### GIVEN EXERCISE
Output every entry exactly, from the first line to the last.

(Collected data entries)
● ● ●

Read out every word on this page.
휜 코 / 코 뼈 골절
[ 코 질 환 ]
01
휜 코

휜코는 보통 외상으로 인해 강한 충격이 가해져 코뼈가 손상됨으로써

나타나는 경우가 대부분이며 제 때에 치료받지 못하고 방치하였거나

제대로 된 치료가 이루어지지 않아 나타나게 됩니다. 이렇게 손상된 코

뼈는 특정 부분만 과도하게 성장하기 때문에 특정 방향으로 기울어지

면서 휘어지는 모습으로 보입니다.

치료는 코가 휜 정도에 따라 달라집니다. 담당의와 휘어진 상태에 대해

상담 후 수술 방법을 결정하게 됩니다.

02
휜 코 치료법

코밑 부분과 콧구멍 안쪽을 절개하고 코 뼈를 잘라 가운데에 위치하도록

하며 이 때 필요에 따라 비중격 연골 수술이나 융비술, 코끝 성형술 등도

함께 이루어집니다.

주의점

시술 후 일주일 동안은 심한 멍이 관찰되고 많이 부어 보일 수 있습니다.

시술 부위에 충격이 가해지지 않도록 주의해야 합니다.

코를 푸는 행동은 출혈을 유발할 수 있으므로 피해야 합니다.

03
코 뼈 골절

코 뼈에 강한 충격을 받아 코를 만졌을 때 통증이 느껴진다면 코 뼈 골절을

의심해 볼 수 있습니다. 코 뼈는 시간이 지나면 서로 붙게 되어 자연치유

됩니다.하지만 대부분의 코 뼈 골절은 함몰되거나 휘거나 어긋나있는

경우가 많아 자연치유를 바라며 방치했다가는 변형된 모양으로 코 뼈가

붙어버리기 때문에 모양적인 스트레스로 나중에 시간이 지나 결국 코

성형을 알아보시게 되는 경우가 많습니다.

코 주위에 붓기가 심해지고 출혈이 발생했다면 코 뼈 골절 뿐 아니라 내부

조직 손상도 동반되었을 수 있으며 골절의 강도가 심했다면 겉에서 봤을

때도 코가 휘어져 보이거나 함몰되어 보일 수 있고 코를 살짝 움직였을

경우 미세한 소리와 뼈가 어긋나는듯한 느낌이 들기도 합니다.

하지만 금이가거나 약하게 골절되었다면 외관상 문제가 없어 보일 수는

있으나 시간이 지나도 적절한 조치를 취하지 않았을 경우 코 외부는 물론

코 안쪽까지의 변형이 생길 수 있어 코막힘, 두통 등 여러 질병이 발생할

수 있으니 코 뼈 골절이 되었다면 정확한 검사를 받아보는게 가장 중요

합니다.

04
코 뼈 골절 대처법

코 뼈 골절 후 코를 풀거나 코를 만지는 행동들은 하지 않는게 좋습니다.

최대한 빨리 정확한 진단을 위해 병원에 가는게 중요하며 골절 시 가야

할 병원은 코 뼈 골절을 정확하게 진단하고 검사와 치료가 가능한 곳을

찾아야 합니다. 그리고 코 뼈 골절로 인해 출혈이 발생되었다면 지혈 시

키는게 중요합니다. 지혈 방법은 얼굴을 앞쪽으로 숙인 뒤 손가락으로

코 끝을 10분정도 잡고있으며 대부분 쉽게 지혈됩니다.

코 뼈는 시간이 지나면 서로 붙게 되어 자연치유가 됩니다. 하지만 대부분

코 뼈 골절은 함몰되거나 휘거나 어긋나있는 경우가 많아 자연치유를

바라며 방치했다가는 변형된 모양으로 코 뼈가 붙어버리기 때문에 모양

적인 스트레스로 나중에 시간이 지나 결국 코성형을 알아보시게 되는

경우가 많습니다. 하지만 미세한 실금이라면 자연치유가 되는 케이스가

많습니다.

● ● ●

### FINISHED EXERCISE
Read out every word on this page.
휜 코 / 코 뼈 골절
[ 코 질 환 ]
01
휜 코

휜코는 보통 외상으로 인해 강한 충격이 가해져 코뼈가 손상됨으로써

나타나는 경우가 대부분이며 제 때에 치료받지 못하고 방치하였거나

제대로 된 치료가 이루어지지 않아 나타나게 됩니다. 이렇게 손상된 코

뼈는 특정 부분만 과도하게 성장하기 때문에 특정 방향으로 기울어지

면서 휘어지는 모습으로 보입니다.

치료는 코가 휜 정도에 따라 달라집니다. 담당의와 휘어진 상태에 대해

상담 후 수술 방법을 결정하게 됩니다.

02
휜 코 치료법

코밑 부분과 콧구멍 안쪽을 절개하고 코 뼈를 잘라 가운데에 위치하도록

하며 이 때 필요에 따라 비중격 연골 수술이나 융비술, 코끝 성형술 등도

함께 이루어집니다.

주의점

시술 후 일주일 동안은 심한 멍이 관찰되고 많이 부어 보일 수 있습니다.

시술 부위에 충격이 가해지지 않도록 주의해야 합니다.

코를 푸는 행동은 출혈을 유발할 수 있으므로 피해야 합니다.

03
코 뼈 골절

코 뼈에 강한 충격을 받아 코를 만졌을 때 통증이 느껴진다면 코 뼈 골절을

의심해 볼 수 있습니다. 코 뼈는 시간이 지나면 서로 붙게 되어 자연치유

됩니다.하지만 대부분의 코 뼈 골절은 함몰되거나 휘거나 어긋나있는

경우가 많아 자연치유를 바라며 방치했다가는 변형된 모양으로 코 뼈가

붙어버리기 때문에 모양적인 스트레스로 나중에 시간이 지나 결국 코

성형을 알아보시게 되는 경우가 많습니다.

코 주위에 붓기가 심해지고 출혈이 발생했다면 코 뼈 골절 뿐 아니라 내부

조직 손상도 동반되었을 수 있으며 골절의 강도가 심했다면 겉에서 봤을

때도 코가 휘어져 보이거나 함몰되어 보일 수 있고 코를 살짝 움직였을

경우 미세한 소리와 뼈가 어긋나는듯한 느낌이 들기도 합니다.

하지만 금이가거나 약하게 골절되었다면 외관상 문제가 없어 보일 수는

있으나 시간이 지나도 적절한 조치를 취하지 않았을 경우 코 외부는 물론

코 안쪽까지의 변형이 생길 수 있어 코막힘, 두통 등 여러 질병이 발생할

수 있으니 코 뼈 골절이 되었다면 정확한 검사를 받아보는게 가장 중요

합니다.

04
코 뼈 골절 대처법

코 뼈 골절 후 코를 풀거나 코를 만지는 행동들은 하지 않는게 좋습니다.

최대한 빨리 정확한 진단을 위해 병원에 가는게 중요하며 골절 시 가야

할 병원은 코 뼈 골절을 정확하게 진단하고 검사와 치료가 가능한 곳을

찾아야 합니다. 그리고 코 뼈 골절로 인해 출혈이 발생되었다면 지혈 시

키는게 중요합니다. 지혈 방법은 얼굴을 앞쪽으로 숙인 뒤 손가락으로

코 끝을 10분정도 잡고있으며 대부분 쉽게 지혈됩니다.

코 뼈는 시간이 지나면 서로 붙게 되어 자연치유가 됩니다. 하지만 대부분

코 뼈 골절은 함몰되거나 휘거나 어긋나있는 경우가 많아 자연치유를

바라며 방치했다가는 변형된 모양으로 코 뼈가 붙어버리기 때문에 모양

적인 스트레스로 나중에 시간이 지나 결국 코성형을 알아보시게 되는

경우가 많습니다. 하지만 미세한 실금이라면 자연치유가 되는 케이스가

많습니다.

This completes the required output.